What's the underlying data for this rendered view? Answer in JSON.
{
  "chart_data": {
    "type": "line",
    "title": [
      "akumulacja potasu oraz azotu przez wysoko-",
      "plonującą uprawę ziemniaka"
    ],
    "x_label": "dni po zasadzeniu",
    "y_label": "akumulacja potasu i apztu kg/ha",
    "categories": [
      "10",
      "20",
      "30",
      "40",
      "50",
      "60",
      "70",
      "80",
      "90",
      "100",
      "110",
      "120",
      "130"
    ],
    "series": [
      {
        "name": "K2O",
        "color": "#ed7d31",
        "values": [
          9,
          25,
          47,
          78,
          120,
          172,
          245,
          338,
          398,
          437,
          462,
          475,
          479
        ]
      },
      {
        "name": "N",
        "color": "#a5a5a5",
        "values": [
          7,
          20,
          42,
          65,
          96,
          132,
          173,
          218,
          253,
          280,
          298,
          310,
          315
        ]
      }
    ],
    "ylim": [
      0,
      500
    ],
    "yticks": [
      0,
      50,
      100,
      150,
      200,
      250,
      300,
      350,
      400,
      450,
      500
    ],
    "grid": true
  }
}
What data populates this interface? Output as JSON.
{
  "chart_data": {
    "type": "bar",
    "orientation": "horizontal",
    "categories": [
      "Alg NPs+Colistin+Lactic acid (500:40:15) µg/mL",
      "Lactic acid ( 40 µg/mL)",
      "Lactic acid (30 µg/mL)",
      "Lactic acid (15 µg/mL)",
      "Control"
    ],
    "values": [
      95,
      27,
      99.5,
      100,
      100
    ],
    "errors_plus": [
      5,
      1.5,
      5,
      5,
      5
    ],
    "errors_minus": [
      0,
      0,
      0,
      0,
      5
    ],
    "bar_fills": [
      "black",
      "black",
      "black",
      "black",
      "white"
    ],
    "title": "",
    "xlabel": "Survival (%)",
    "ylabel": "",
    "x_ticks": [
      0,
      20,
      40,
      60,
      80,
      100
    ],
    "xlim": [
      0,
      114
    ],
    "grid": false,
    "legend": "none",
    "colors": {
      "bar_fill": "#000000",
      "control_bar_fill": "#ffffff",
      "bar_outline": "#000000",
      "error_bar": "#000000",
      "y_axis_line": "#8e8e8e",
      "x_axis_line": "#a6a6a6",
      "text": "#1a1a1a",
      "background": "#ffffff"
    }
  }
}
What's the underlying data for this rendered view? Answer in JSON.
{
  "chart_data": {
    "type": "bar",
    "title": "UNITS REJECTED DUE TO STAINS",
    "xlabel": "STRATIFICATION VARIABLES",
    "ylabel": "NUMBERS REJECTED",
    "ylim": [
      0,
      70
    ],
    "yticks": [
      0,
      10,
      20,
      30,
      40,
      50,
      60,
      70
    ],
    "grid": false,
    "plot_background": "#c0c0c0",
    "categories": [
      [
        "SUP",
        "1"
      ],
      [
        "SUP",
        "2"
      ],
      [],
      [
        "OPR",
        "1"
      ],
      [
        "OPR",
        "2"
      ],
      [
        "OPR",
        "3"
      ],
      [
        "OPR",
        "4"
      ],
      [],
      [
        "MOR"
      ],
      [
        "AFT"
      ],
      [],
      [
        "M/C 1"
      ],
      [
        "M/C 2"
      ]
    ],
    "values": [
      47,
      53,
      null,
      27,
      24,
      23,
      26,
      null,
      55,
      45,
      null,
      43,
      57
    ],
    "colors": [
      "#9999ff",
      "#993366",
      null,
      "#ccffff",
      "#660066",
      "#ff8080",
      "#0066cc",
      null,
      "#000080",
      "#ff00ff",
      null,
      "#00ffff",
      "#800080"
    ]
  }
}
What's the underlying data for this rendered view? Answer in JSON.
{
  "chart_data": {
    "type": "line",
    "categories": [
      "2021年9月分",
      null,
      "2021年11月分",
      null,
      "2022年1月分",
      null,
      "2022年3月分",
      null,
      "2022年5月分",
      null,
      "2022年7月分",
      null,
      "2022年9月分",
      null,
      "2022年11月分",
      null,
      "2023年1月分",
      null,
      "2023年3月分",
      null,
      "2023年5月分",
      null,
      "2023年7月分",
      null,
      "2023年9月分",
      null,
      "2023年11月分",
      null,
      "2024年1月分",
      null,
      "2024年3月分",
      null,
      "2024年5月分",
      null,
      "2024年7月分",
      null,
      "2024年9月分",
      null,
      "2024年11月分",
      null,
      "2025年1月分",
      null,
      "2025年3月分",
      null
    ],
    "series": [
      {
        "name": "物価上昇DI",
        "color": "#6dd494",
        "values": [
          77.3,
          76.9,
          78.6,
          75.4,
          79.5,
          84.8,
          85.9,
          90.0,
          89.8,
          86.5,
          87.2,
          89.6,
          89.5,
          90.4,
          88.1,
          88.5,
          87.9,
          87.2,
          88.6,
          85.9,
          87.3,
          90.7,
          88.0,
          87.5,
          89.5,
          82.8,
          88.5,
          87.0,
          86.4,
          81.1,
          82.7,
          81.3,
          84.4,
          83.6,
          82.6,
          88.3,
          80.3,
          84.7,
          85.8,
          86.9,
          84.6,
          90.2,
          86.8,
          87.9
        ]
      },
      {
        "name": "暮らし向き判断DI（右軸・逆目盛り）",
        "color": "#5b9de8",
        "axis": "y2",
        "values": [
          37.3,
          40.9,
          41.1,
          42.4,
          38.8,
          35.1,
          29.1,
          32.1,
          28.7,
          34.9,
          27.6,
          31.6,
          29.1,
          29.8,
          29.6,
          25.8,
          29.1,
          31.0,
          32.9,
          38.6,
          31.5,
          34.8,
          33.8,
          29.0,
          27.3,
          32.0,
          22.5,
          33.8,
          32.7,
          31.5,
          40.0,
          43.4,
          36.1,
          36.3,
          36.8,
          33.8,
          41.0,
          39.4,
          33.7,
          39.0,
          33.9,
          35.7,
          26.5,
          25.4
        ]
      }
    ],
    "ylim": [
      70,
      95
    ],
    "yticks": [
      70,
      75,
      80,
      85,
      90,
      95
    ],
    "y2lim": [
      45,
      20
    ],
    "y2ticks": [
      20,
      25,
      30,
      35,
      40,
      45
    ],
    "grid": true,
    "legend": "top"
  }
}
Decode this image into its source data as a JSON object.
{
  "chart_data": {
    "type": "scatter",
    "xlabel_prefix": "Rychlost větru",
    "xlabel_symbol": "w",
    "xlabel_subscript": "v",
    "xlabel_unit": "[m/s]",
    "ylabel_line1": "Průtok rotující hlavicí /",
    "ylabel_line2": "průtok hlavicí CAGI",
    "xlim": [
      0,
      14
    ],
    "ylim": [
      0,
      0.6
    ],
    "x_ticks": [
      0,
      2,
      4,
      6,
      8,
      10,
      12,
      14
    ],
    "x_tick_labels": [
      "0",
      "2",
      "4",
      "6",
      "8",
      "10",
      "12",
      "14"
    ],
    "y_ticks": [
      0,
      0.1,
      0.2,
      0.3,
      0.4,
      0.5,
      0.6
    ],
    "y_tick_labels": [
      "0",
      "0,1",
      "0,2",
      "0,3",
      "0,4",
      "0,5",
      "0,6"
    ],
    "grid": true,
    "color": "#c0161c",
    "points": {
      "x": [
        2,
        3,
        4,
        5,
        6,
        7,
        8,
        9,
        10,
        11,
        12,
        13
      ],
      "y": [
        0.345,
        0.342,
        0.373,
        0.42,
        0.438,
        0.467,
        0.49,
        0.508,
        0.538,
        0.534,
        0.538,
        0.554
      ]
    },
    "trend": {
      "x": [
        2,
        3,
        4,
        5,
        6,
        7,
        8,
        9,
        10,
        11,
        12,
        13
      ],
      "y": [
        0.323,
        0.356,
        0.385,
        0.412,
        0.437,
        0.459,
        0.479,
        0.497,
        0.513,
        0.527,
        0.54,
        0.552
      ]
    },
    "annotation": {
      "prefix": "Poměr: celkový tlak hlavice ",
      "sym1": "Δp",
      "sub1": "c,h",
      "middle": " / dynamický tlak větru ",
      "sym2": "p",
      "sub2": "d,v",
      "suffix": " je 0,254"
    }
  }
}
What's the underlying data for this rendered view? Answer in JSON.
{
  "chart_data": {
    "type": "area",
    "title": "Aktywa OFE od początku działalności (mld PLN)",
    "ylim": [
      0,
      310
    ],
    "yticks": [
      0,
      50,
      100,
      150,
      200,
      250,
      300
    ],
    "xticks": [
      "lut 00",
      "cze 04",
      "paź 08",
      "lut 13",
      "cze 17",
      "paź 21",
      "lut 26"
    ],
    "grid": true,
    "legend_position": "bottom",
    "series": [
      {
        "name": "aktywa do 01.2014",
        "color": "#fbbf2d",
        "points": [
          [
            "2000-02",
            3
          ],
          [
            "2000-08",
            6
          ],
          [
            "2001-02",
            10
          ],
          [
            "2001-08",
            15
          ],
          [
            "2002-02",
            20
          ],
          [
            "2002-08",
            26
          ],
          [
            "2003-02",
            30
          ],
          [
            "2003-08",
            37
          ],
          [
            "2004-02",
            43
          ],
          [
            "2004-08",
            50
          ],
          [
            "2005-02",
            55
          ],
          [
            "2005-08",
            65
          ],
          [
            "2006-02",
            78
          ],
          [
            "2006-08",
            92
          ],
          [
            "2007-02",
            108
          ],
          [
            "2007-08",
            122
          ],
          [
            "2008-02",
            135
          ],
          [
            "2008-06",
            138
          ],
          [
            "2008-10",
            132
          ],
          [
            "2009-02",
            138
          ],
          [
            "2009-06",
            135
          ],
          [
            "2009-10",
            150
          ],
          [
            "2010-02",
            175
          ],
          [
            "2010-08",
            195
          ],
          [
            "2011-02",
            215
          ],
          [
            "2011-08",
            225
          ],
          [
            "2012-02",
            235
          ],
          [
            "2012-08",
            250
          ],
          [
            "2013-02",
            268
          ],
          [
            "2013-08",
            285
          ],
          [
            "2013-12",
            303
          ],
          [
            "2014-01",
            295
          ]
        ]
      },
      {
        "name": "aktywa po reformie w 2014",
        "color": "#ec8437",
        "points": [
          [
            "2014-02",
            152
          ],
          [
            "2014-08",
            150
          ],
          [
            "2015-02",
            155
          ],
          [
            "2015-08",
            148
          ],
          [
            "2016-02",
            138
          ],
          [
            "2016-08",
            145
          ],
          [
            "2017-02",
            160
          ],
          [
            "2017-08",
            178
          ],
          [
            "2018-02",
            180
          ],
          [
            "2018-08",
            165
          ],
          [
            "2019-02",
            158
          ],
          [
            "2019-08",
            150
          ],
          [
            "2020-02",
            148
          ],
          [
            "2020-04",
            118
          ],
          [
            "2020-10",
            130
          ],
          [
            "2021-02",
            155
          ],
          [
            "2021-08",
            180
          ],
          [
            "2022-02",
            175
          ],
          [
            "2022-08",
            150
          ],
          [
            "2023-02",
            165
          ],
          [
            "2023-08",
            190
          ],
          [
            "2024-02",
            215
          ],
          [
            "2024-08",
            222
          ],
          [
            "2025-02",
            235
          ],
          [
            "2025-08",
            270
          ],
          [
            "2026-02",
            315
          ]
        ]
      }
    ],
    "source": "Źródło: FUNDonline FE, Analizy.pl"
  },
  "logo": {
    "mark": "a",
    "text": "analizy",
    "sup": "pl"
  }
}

--------

Using the records above, gather all lines where the string "tlak" is present.

      "prefix": "Poměr: celkový tlak hlavice ",
      "middle": " / dynamický tlak větru ",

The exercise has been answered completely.